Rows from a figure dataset

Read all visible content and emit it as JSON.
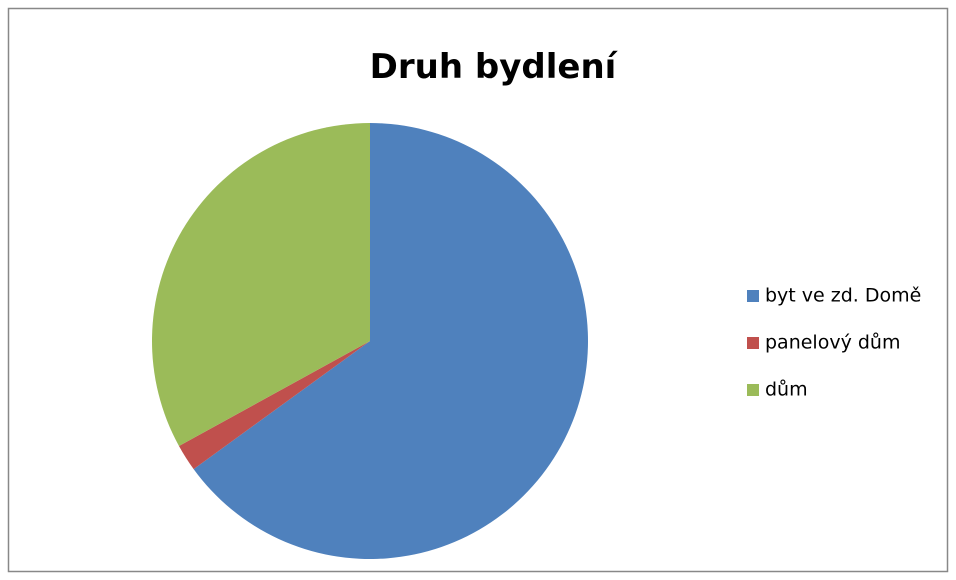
{
  "chart_data": {
    "type": "pie",
    "title": "Druh bydlení",
    "categories": [
      "byt ve zd. Domě",
      "panelový dům",
      "dům"
    ],
    "values": [
      65,
      2,
      33
    ],
    "colors": [
      "#4f81bd",
      "#c0504d",
      "#9bbb59"
    ],
    "legend": "right"
  }
}
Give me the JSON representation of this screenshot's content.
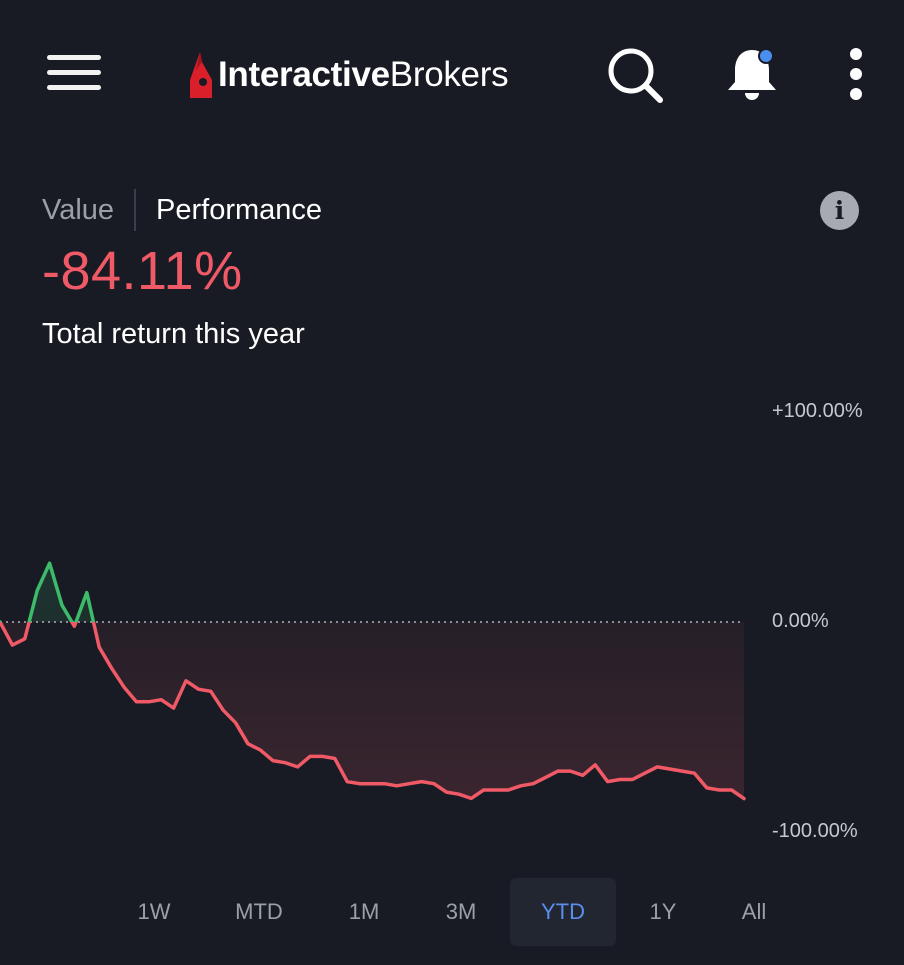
{
  "app": {
    "logo_bold": "Interactive",
    "logo_regular": "Brokers",
    "brand_color": "#d81f2a"
  },
  "header": {
    "menu_icon": "hamburger-icon",
    "search_icon": "search-icon",
    "bell_icon": "bell-icon",
    "more_icon": "more-vertical-icon",
    "notification_dot_color": "#4a8ef0"
  },
  "toggle": {
    "value_label": "Value",
    "performance_label": "Performance",
    "selected": "Performance"
  },
  "info_icon": "info-icon",
  "info_glyph": "i",
  "summary": {
    "return_value": "-84.11%",
    "return_label": "Total return this year",
    "negative_color": "#f05a67",
    "positive_color": "#3dbb6b"
  },
  "chart_data": {
    "type": "line",
    "title": "",
    "xlabel": "",
    "ylabel": "",
    "ylim": [
      -100,
      100
    ],
    "y_tick_labels": [
      "+100.00%",
      "0.00%",
      "-100.00%"
    ],
    "baseline": 0,
    "baseline_style": "dotted",
    "series": [
      {
        "values": [
          0,
          -11,
          -8,
          15,
          28,
          8,
          -2,
          14,
          -12,
          -22,
          -31,
          -38,
          -38,
          -37,
          -41,
          -28,
          -32,
          -33,
          -42,
          -48,
          -58,
          -61,
          -66,
          -67,
          -69,
          -64,
          -64,
          -65,
          -76,
          -77,
          -77,
          -77,
          -78,
          -77,
          -76,
          -77,
          -81,
          -82,
          -84,
          -80,
          -80,
          -80,
          -78,
          -77,
          -74,
          -71,
          -71,
          -73,
          -68,
          -76,
          -75,
          -75,
          -72,
          -69,
          -70,
          -71,
          -72,
          -79,
          -80,
          -80,
          -84.11
        ]
      }
    ]
  },
  "ranges": {
    "items": [
      "1W",
      "MTD",
      "1M",
      "3M",
      "YTD",
      "1Y",
      "All"
    ],
    "selected": "YTD",
    "active_color": "#5b8def"
  }
}
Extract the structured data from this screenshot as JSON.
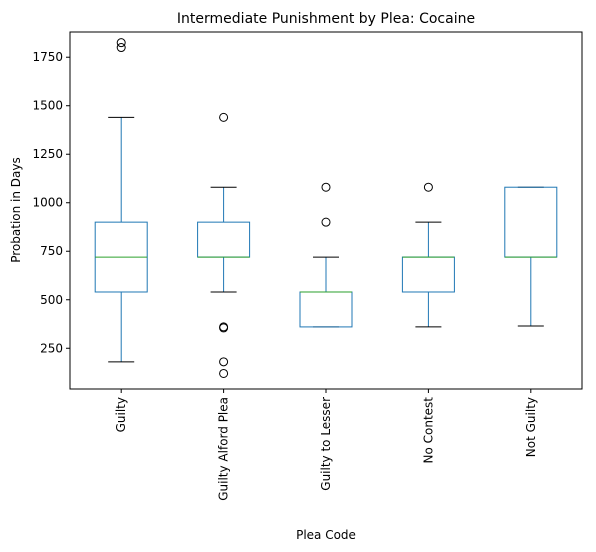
{
  "chart_data": {
    "type": "boxplot",
    "title": "Intermediate Punishment by Plea: Cocaine",
    "xlabel": "Plea Code",
    "ylabel": "Probation in Days",
    "ylim": [
      40,
      1880
    ],
    "yticks": [
      250,
      500,
      750,
      1000,
      1250,
      1500,
      1750
    ],
    "grid": false,
    "colors": {
      "box": "#1f77b4",
      "median": "#2ca02c",
      "whisker": "#1f77b4",
      "cap": "#000000",
      "flier": "#000000"
    },
    "categories": [
      "Guilty",
      "Guilty Alford Plea",
      "Guilty to Lesser",
      "No Contest",
      "Not Guilty"
    ],
    "boxes": [
      {
        "label": "Guilty",
        "whislo": 180,
        "q1": 540,
        "med": 720,
        "q3": 900,
        "whishi": 1440,
        "fliers": [
          1800,
          1825
        ]
      },
      {
        "label": "Guilty Alford Plea",
        "whislo": 540,
        "q1": 720,
        "med": 720,
        "q3": 900,
        "whishi": 1080,
        "fliers": [
          1440,
          360,
          355,
          180,
          120
        ]
      },
      {
        "label": "Guilty to Lesser",
        "whislo": 360,
        "q1": 360,
        "med": 540,
        "q3": 540,
        "whishi": 720,
        "fliers": [
          1080,
          900
        ]
      },
      {
        "label": "No Contest",
        "whislo": 360,
        "q1": 540,
        "med": 720,
        "q3": 720,
        "whishi": 900,
        "fliers": [
          1080
        ]
      },
      {
        "label": "Not Guilty",
        "whislo": 365,
        "q1": 720,
        "med": 720,
        "q3": 1080,
        "whishi": 1080,
        "fliers": []
      }
    ]
  }
}
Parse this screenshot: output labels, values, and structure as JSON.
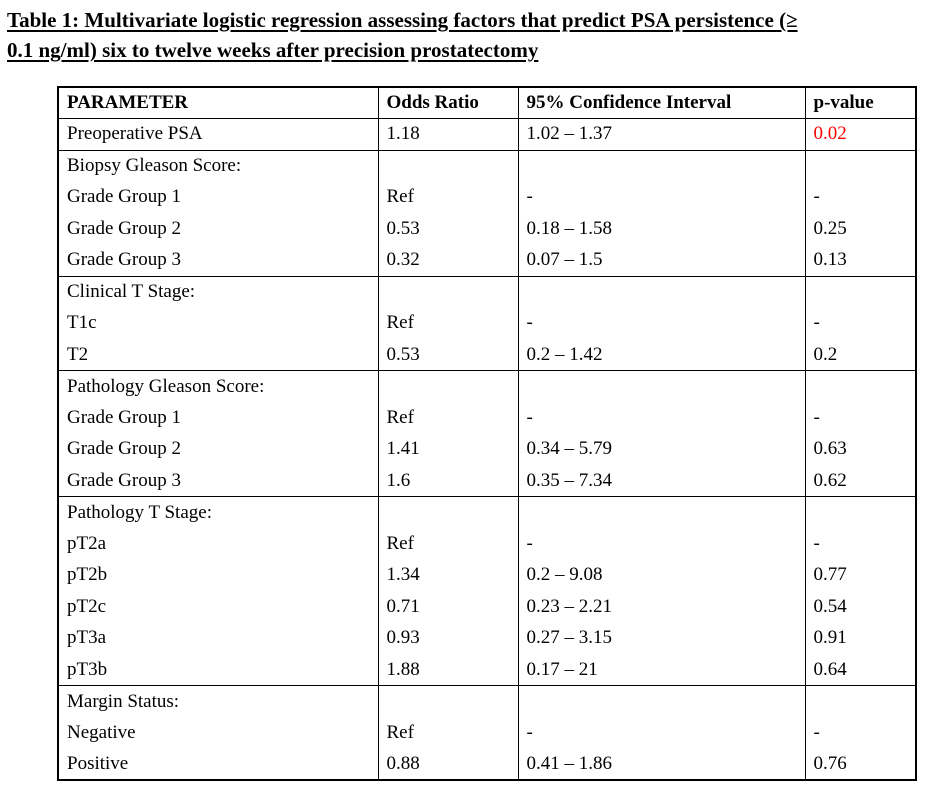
{
  "title": {
    "full": "Table 1: Multivariate logistic regression assessing factors that predict PSA persistence (≥ 0.1 ng/ml) six to twelve weeks after precision prostatectomy",
    "line1": "Table 1: Multivariate logistic regression assessing factors that predict PSA persistence (≥",
    "line2": "0.1 ng/ml) six to twelve weeks after precision prostatectomy"
  },
  "colors": {
    "significant_p": "#ff0000",
    "text": "#000000",
    "border": "#000000"
  },
  "table": {
    "columns": [
      "PARAMETER",
      "Odds Ratio",
      "95% Confidence Interval",
      "p-value"
    ],
    "groups": [
      {
        "name": "preoperative-psa",
        "rows": [
          {
            "parameter": "Preoperative PSA",
            "odds_ratio": "1.18",
            "ci": "1.02 – 1.37",
            "p_value": "0.02",
            "p_significant": true
          }
        ]
      },
      {
        "name": "biopsy-gleason-score",
        "rows": [
          {
            "parameter": "Biopsy Gleason Score:",
            "odds_ratio": "",
            "ci": "",
            "p_value": ""
          },
          {
            "parameter": "Grade Group 1",
            "odds_ratio": "Ref",
            "ci": "-",
            "p_value": "-"
          },
          {
            "parameter": "Grade Group 2",
            "odds_ratio": "0.53",
            "ci": "0.18 – 1.58",
            "p_value": "0.25"
          },
          {
            "parameter": "Grade Group 3",
            "odds_ratio": "0.32",
            "ci": "0.07 – 1.5",
            "p_value": "0.13"
          }
        ]
      },
      {
        "name": "clinical-t-stage",
        "rows": [
          {
            "parameter": "Clinical T Stage:",
            "odds_ratio": "",
            "ci": "",
            "p_value": ""
          },
          {
            "parameter": "T1c",
            "odds_ratio": "Ref",
            "ci": "-",
            "p_value": "-"
          },
          {
            "parameter": "T2",
            "odds_ratio": "0.53",
            "ci": "0.2 – 1.42",
            "p_value": "0.2"
          }
        ]
      },
      {
        "name": "pathology-gleason-score",
        "rows": [
          {
            "parameter": "Pathology Gleason Score:",
            "odds_ratio": "",
            "ci": "",
            "p_value": ""
          },
          {
            "parameter": "Grade Group 1",
            "odds_ratio": "Ref",
            "ci": "-",
            "p_value": "-"
          },
          {
            "parameter": "Grade Group 2",
            "odds_ratio": "1.41",
            "ci": "0.34 – 5.79",
            "p_value": "0.63"
          },
          {
            "parameter": "Grade Group 3",
            "odds_ratio": "1.6",
            "ci": "0.35 – 7.34",
            "p_value": "0.62"
          }
        ]
      },
      {
        "name": "pathology-t-stage",
        "rows": [
          {
            "parameter": "Pathology T Stage:",
            "odds_ratio": "",
            "ci": "",
            "p_value": ""
          },
          {
            "parameter": "pT2a",
            "odds_ratio": "Ref",
            "ci": "-",
            "p_value": "-"
          },
          {
            "parameter": "pT2b",
            "odds_ratio": "1.34",
            "ci": "0.2 – 9.08",
            "p_value": "0.77"
          },
          {
            "parameter": "pT2c",
            "odds_ratio": "0.71",
            "ci": "0.23 – 2.21",
            "p_value": "0.54"
          },
          {
            "parameter": "pT3a",
            "odds_ratio": "0.93",
            "ci": "0.27 – 3.15",
            "p_value": "0.91"
          },
          {
            "parameter": "pT3b",
            "odds_ratio": "1.88",
            "ci": "0.17 – 21",
            "p_value": "0.64"
          }
        ]
      },
      {
        "name": "margin-status",
        "rows": [
          {
            "parameter": "Margin Status:",
            "odds_ratio": "",
            "ci": "",
            "p_value": ""
          },
          {
            "parameter": "Negative",
            "odds_ratio": "Ref",
            "ci": "-",
            "p_value": "-"
          },
          {
            "parameter": "Positive",
            "odds_ratio": "0.88",
            "ci": "0.41 – 1.86",
            "p_value": "0.76"
          }
        ]
      }
    ]
  }
}
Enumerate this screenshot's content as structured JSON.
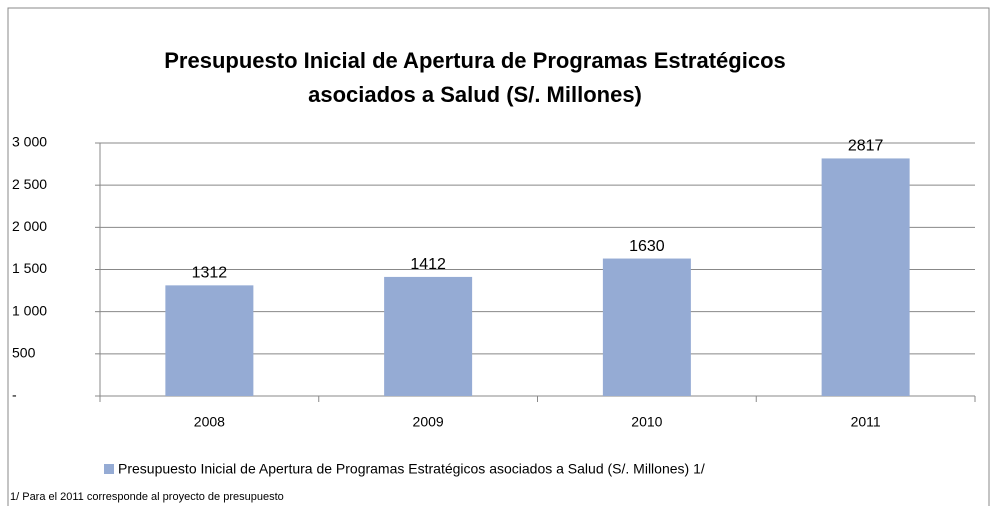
{
  "chart_data": {
    "type": "bar",
    "title": [
      "Presupuesto Inicial de Apertura de Programas Estratégicos",
      "asociados a Salud (S/. Millones)"
    ],
    "categories": [
      "2008",
      "2009",
      "2010",
      "2011"
    ],
    "series": [
      {
        "name": "Presupuesto Inicial de Apertura de Programas Estratégicos  asociados a Salud (S/. Millones) 1/",
        "color": "#95abd4",
        "values": [
          1312,
          1412,
          1630,
          2817
        ]
      }
    ],
    "ylim": [
      0,
      3000
    ],
    "yticks": [
      {
        "value": 0,
        "label": "-"
      },
      500,
      {
        "value": 1000,
        "label": "1 000"
      },
      {
        "value": 1500,
        "label": "1 500"
      },
      {
        "value": 2000,
        "label": "2 000"
      },
      {
        "value": 2500,
        "label": "2 500"
      },
      {
        "value": 3000,
        "label": "3 000"
      }
    ],
    "grid": true,
    "legend": "bottom",
    "footnote": "1/ Para el 2011 corresponde al proyecto de presupuesto"
  }
}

■ WRITTEN PROBLEM
Show every line from the entries above in which "title" appears.

■ THE RESULT
    "title": "Druh bydlení",
    "title": "",
    "title": "Intermediate Punishment by Plea: Cocaine",
  "title": {
    "title": [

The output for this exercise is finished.